• WHAT IS EXPECTED
Gather, from the listing beneath this task, every line holding the string "driver".

• AVAILABLE DATA
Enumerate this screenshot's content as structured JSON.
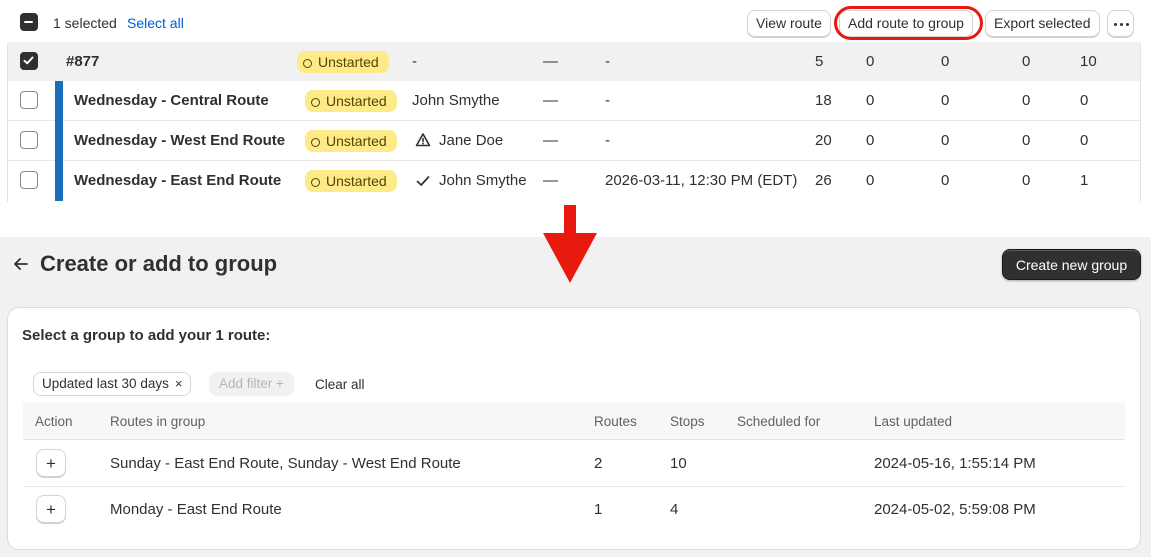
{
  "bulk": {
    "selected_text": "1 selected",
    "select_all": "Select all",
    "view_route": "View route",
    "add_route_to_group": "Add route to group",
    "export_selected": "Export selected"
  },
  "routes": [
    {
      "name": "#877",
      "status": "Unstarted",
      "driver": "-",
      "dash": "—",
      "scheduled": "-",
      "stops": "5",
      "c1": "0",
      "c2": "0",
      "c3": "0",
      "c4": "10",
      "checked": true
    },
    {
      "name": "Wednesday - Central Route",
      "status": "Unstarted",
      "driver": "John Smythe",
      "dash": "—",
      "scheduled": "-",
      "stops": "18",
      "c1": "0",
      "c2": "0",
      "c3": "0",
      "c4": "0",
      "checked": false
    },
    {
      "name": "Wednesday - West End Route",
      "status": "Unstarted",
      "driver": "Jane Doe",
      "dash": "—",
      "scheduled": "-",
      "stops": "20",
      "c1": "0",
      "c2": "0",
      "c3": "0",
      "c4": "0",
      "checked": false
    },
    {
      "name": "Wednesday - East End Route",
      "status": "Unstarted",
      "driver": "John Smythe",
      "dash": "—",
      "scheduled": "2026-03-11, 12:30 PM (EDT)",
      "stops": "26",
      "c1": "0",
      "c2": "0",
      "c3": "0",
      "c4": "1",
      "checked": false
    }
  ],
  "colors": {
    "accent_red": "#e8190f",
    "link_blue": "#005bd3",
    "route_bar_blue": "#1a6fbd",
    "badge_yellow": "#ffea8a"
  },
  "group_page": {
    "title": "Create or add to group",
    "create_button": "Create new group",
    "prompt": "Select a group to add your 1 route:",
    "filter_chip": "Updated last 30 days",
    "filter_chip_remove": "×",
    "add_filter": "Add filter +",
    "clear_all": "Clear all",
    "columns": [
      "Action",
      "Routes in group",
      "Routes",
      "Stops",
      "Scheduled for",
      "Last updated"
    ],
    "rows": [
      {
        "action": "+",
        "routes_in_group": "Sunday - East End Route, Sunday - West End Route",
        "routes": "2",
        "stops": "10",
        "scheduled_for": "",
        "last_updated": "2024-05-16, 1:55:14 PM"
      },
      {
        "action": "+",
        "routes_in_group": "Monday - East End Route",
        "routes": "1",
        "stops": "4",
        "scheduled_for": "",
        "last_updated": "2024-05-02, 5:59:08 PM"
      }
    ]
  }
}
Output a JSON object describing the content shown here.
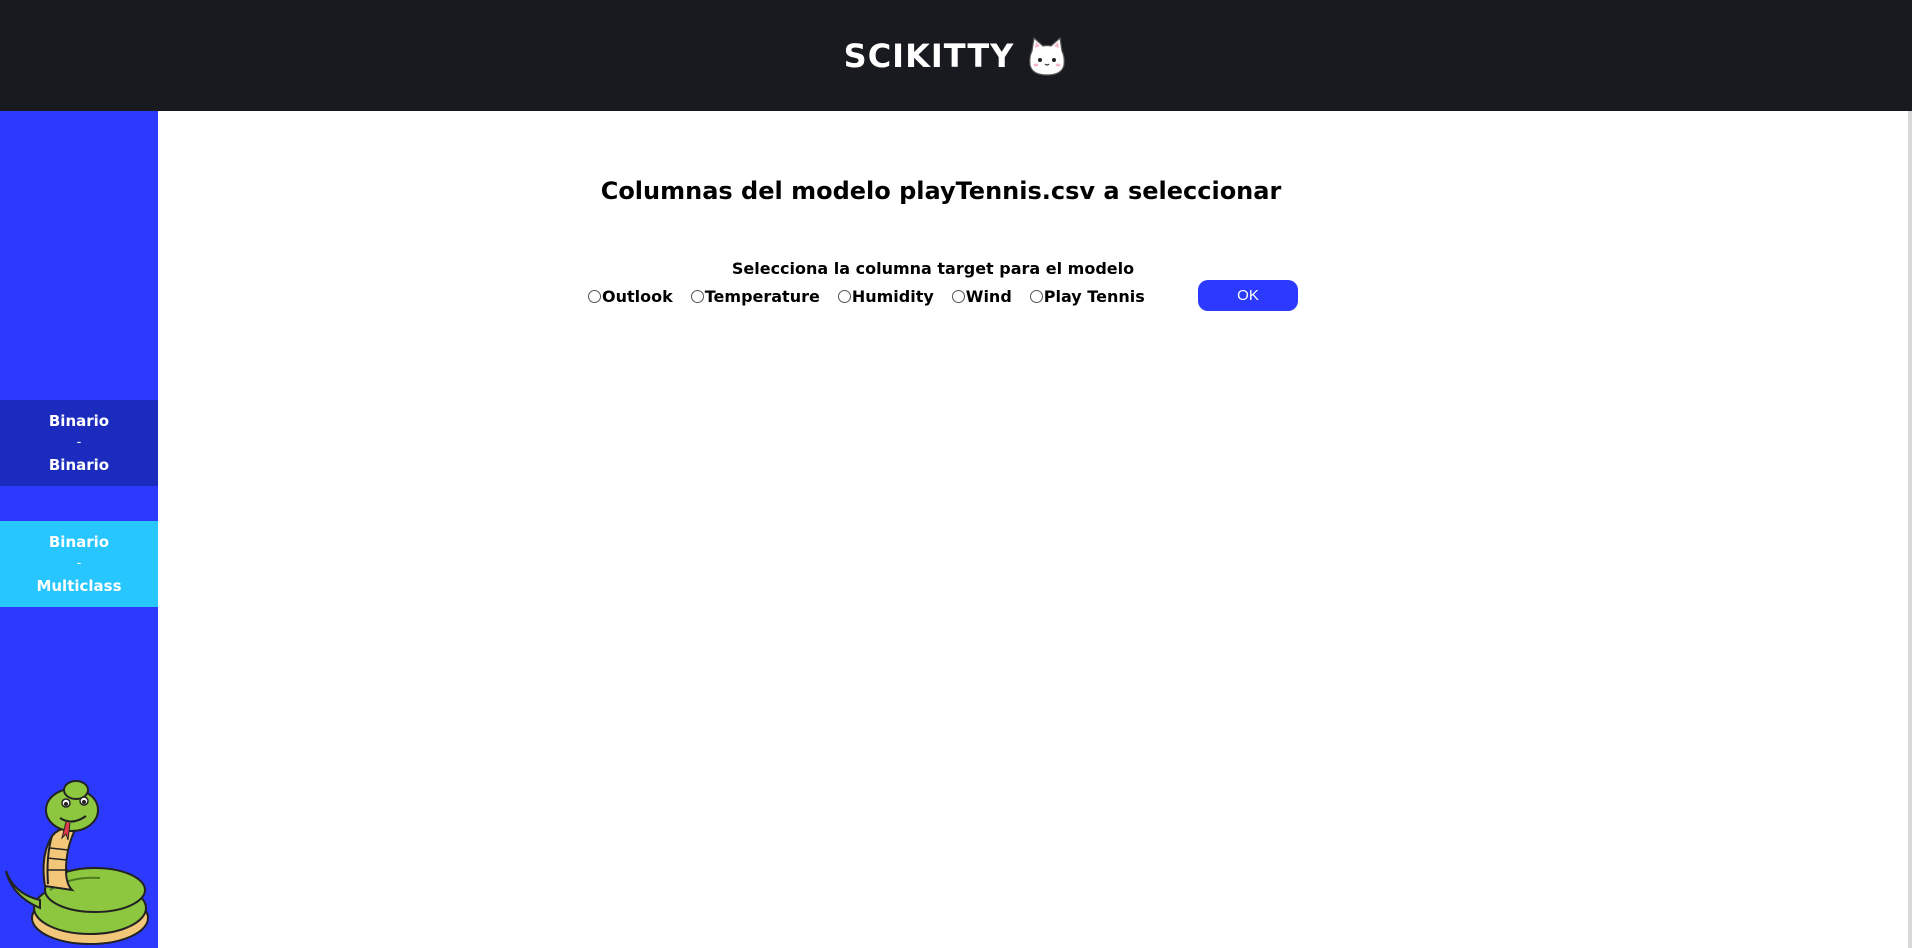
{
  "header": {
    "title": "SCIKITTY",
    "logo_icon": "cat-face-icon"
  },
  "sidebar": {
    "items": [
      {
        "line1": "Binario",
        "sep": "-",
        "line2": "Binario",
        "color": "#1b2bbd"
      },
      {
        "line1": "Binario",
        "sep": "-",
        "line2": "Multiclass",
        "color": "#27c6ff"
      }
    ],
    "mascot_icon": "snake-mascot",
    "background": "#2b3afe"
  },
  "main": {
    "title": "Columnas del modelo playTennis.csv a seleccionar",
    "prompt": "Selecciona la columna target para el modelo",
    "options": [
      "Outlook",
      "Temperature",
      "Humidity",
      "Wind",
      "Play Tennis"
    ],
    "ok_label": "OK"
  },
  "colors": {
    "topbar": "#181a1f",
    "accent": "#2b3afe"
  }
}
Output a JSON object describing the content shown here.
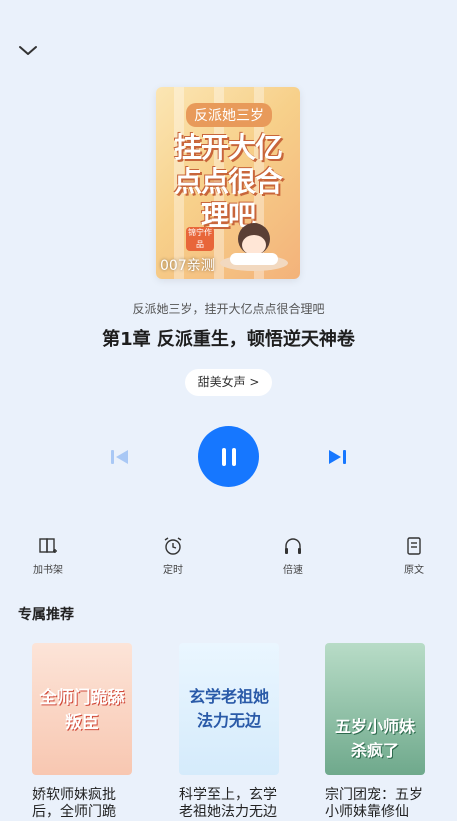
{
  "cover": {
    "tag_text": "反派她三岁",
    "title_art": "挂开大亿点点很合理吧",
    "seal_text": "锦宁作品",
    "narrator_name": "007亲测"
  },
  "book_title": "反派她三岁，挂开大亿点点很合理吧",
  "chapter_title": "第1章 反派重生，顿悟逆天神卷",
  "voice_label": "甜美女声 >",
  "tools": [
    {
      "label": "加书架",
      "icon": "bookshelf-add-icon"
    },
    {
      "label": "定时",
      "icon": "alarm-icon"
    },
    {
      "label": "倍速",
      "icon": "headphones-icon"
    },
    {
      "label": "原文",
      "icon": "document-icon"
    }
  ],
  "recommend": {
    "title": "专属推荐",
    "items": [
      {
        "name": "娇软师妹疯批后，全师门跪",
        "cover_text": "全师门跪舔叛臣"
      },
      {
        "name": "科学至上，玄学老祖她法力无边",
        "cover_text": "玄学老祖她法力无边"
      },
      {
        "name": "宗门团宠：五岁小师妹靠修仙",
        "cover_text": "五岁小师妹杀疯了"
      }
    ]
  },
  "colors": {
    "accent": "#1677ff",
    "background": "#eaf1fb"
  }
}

• OUTPUT OF THE TASK
      "driver": "-",
      "driver": "John Smythe",
      "driver": "Jane Doe",
      "driver": "John Smythe",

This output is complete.